» Goal
Each record needs to be echoed exactly; can you do that?

'''

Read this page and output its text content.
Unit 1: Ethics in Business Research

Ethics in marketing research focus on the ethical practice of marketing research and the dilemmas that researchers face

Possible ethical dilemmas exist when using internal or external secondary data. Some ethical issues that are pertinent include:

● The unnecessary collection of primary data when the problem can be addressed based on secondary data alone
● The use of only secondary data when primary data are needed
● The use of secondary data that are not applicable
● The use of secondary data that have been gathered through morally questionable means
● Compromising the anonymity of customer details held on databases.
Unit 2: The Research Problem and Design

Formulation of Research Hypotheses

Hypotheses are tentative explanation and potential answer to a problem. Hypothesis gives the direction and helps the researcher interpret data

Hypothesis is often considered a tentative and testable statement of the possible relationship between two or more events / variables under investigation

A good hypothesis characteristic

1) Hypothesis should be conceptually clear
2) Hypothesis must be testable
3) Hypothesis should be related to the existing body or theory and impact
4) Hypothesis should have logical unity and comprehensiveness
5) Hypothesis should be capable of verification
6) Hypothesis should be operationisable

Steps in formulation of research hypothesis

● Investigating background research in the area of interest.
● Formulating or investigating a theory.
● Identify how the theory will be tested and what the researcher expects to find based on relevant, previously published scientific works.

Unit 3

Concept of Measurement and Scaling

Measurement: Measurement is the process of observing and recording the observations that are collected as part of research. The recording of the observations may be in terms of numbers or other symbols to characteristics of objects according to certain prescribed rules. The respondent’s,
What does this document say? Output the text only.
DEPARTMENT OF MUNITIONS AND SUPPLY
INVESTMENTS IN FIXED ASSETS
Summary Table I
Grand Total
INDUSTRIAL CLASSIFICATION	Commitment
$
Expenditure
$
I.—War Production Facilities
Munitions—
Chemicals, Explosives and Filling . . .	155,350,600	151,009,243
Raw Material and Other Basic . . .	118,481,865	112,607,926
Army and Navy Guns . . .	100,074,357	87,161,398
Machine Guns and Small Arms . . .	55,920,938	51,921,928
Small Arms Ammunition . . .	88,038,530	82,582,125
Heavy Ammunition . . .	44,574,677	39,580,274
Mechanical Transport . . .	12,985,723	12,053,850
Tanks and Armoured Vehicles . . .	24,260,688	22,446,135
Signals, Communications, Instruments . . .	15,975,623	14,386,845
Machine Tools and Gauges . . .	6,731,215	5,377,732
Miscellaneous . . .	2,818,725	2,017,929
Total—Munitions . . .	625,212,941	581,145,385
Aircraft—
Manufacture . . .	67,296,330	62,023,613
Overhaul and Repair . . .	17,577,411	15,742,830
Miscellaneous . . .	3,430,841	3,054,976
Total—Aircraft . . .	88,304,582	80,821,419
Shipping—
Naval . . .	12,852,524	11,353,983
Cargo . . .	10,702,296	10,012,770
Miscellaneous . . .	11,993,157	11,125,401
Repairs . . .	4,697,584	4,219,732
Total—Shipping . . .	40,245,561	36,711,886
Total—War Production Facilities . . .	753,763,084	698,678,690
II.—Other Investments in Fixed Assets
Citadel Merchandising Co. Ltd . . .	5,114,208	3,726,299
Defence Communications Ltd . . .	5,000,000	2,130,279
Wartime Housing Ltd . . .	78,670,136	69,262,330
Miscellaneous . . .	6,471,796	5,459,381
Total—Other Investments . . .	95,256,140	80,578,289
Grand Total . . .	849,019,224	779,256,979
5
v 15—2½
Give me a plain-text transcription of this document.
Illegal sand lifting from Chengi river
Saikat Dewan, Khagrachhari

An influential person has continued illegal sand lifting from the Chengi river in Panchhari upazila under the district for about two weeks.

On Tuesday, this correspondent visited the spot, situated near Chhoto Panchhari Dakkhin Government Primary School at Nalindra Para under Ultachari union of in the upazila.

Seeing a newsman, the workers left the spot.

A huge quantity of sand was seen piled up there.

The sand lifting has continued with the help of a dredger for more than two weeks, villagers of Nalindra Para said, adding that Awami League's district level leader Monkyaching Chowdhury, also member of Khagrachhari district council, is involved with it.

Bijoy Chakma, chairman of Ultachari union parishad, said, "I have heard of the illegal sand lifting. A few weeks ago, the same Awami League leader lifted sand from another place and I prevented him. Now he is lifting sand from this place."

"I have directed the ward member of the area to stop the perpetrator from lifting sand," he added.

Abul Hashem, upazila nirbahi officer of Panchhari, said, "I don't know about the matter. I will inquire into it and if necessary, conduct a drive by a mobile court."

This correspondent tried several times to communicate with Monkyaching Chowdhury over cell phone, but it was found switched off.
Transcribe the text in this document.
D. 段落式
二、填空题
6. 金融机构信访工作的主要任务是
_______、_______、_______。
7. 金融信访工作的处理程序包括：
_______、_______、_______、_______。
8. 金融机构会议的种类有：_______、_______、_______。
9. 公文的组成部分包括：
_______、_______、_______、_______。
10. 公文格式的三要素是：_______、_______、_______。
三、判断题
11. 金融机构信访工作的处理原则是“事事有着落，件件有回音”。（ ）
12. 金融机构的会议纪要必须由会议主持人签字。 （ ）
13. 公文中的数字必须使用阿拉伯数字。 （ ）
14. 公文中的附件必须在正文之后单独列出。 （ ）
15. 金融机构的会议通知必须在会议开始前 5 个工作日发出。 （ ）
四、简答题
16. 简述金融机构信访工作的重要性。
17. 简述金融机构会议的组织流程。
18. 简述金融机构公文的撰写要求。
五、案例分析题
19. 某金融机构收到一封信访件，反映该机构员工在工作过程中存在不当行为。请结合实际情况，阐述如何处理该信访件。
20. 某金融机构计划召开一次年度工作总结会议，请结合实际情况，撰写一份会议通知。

'''

» Result
Read this page and output its text content.
Unit 1: Ethics in Business Research

Ethics in marketing research focus on the ethical practice of marketing research and the dilemmas that researchers face

Possible ethical dilemmas exist when using internal or external secondary data. Some ethical issues that are pertinent include:

● The unnecessary collection of primary data when the problem can be addressed based on secondary data alone
● The use of only secondary data when primary data are needed
● The use of secondary data that are not applicable
● The use of secondary data that have been gathered through morally questionable means
● Compromising the anonymity of customer details held on databases.
Unit 2: The Research Problem and Design

Formulation of Research Hypotheses

Hypotheses are tentative explanation and potential answer to a problem. Hypothesis gives the direction and helps the researcher interpret data

Hypothesis is often considered a tentative and testable statement of the possible relationship between two or more events / variables under investigation

A good hypothesis characteristic

1) Hypothesis should be conceptually clear
2) Hypothesis must be testable
3) Hypothesis should be related to the existing body or theory and impact
4) Hypothesis should have logical unity and comprehensiveness
5) Hypothesis should be capable of verification
6) Hypothesis should be operationisable

Steps in formulation of research hypothesis

● Investigating background research in the area of interest.
● Formulating or investigating a theory.
● Identify how the theory will be tested and what the researcher expects to find based on relevant, previously published scientific works.

Unit 3

Concept of Measurement and Scaling

Measurement: Measurement is the process of observing and recording the observations that are collected as part of research. The recording of the observations may be in terms of numbers or other symbols to characteristics of objects according to certain prescribed rules. The respondent’s,
What does this document say? Output the text only.
DEPARTMENT OF MUNITIONS AND SUPPLY
INVESTMENTS IN FIXED ASSETS
Summary Table I
Grand Total
INDUSTRIAL CLASSIFICATION	Commitment
$
Expenditure
$
I.—War Production Facilities
Munitions—
Chemicals, Explosives and Filling . . .	155,350,600	151,009,243
Raw Material and Other Basic . . .	118,481,865	112,607,926
Army and Navy Guns . . .	100,074,357	87,161,398
Machine Guns and Small Arms . . .	55,920,938	51,921,928
Small Arms Ammunition . . .	88,038,530	82,582,125
Heavy Ammunition . . .	44,574,677	39,580,274
Mechanical Transport . . .	12,985,723	12,053,850
Tanks and Armoured Vehicles . . .	24,260,688	22,446,135
Signals, Communications, Instruments . . .	15,975,623	14,386,845
Machine Tools and Gauges . . .	6,731,215	5,377,732
Miscellaneous . . .	2,818,725	2,017,929
Total—Munitions . . .	625,212,941	581,145,385
Aircraft—
Manufacture . . .	67,296,330	62,023,613
Overhaul and Repair . . .	17,577,411	15,742,830
Miscellaneous . . .	3,430,841	3,054,976
Total—Aircraft . . .	88,304,582	80,821,419
Shipping—
Naval . . .	12,852,524	11,353,983
Cargo . . .	10,702,296	10,012,770
Miscellaneous . . .	11,993,157	11,125,401
Repairs . . .	4,697,584	4,219,732
Total—Shipping . . .	40,245,561	36,711,886
Total—War Production Facilities . . .	753,763,084	698,678,690
II.—Other Investments in Fixed Assets
Citadel Merchandising Co. Ltd . . .	5,114,208	3,726,299
Defence Communications Ltd . . .	5,000,000	2,130,279
Wartime Housing Ltd . . .	78,670,136	69,262,330
Miscellaneous . . .	6,471,796	5,459,381
Total—Other Investments . . .	95,256,140	80,578,289
Grand Total . . .	849,019,224	779,256,979
5
v 15—2½
Give me a plain-text transcription of this document.
Illegal sand lifting from Chengi river
Saikat Dewan, Khagrachhari

An influential person has continued illegal sand lifting from the Chengi river in Panchhari upazila under the district for about two weeks.

On Tuesday, this correspondent visited the spot, situated near Chhoto Panchhari Dakkhin Government Primary School at Nalindra Para under Ultachari union of in the upazila.

Seeing a newsman, the workers left the spot.

A huge quantity of sand was seen piled up there.

The sand lifting has continued with the help of a dredger for more than two weeks, villagers of Nalindra Para said, adding that Awami League's district level leader Monkyaching Chowdhury, also member of Khagrachhari district council, is involved with it.

Bijoy Chakma, chairman of Ultachari union parishad, said, "I have heard of the illegal sand lifting. A few weeks ago, the same Awami League leader lifted sand from another place and I prevented him. Now he is lifting sand from this place."

"I have directed the ward member of the area to stop the perpetrator from lifting sand," he added.

Abul Hashem, upazila nirbahi officer of Panchhari, said, "I don't know about the matter. I will inquire into it and if necessary, conduct a drive by a mobile court."

This correspondent tried several times to communicate with Monkyaching Chowdhury over cell phone, but it was found switched off.
Transcribe the text in this document.
D. 段落式
二、填空题
6. 金融机构信访工作的主要任务是
_______、_______、_______。
7. 金融信访工作的处理程序包括：
_______、_______、_______、_______。
8. 金融机构会议的种类有：_______、_______、_______。
9. 公文的组成部分包括：
_______、_______、_______、_______。
10. 公文格式的三要素是：_______、_______、_______。
三、判断题
11. 金融机构信访工作的处理原则是“事事有着落，件件有回音”。（ ）
12. 金融机构的会议纪要必须由会议主持人签字。 （ ）
13. 公文中的数字必须使用阿拉伯数字。 （ ）
14. 公文中的附件必须在正文之后单独列出。 （ ）
15. 金融机构的会议通知必须在会议开始前 5 个工作日发出。 （ ）
四、简答题
16. 简述金融机构信访工作的重要性。
17. 简述金融机构会议的组织流程。
18. 简述金融机构公文的撰写要求。
五、案例分析题
19. 某金融机构收到一封信访件，反映该机构员工在工作过程中存在不当行为。请结合实际情况，阐述如何处理该信访件。
20. 某金融机构计划召开一次年度工作总结会议，请结合实际情况，撰写一份会议通知。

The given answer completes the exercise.